What you need to do
Format the data from the line containing "Identify 11 of" to the line containing "legend-label: Жилищно-коммунальная сфера", both included, as a JSON list of strings with one string per line, omitting blank lines and the pictures.

Input
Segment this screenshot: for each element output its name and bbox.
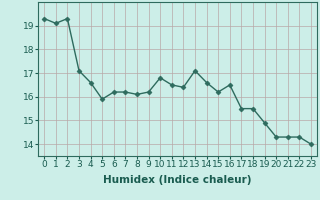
- X-axis label: Humidex (Indice chaleur): Humidex (Indice chaleur): [103, 175, 252, 185]
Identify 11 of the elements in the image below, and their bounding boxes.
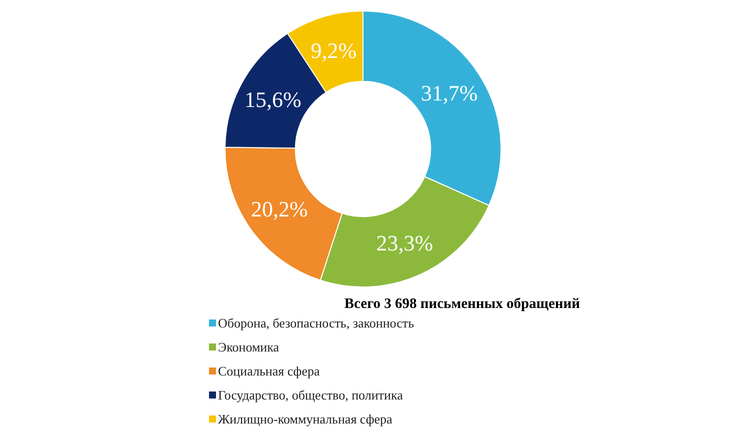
data-label: 20,2% [251, 196, 308, 222]
data-label: 15,6% [244, 86, 302, 112]
legend-label: Оборона, безопасность, законность [218, 316, 414, 330]
data-label: 9,2% [310, 38, 357, 63]
legend-label: Экономика [218, 340, 280, 354]
legend-label: Жилищно-коммунальная сфера [218, 412, 393, 426]
text: Всего 3 698 письменных обращений [344, 296, 580, 312]
data-label: 23,3% [376, 230, 434, 256]
legend-label: Социальная сфера [218, 364, 320, 378]
data-label: 31,7% [420, 80, 478, 106]
legend-label: Государство, общество, политика [218, 388, 404, 402]
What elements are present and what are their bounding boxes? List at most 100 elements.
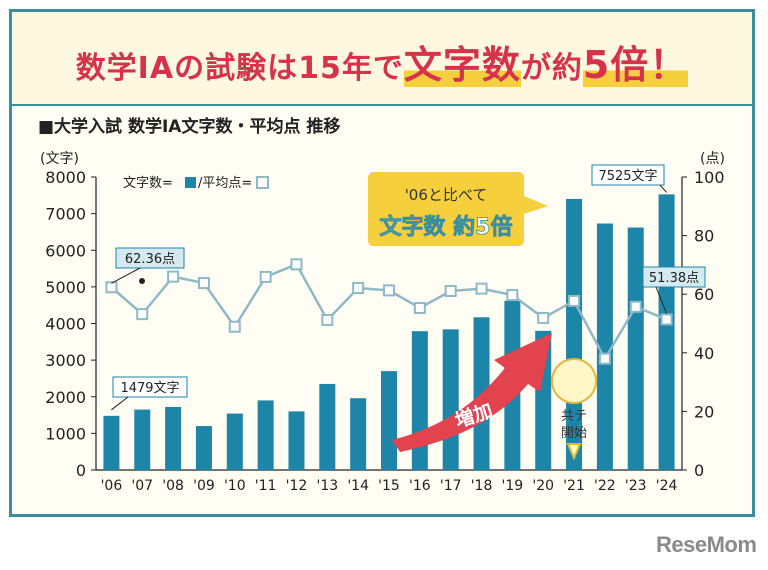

Reply
[
  "Identify 11 of the elements in the image below, and their bounding boxes.",
  "data-label: 20,2% [251, 196, 308, 222]",
  "data-label: 15,6% [244, 86, 302, 112]",
  "legend-label: Оборона, безопасность, законность [218, 316, 414, 330]",
  "data-label: 9,2% [310, 38, 357, 63]",
  "legend-label: Экономика [218, 340, 280, 354]",
  "legend-label: Жилищно-коммунальная сфера [218, 412, 393, 426]"
]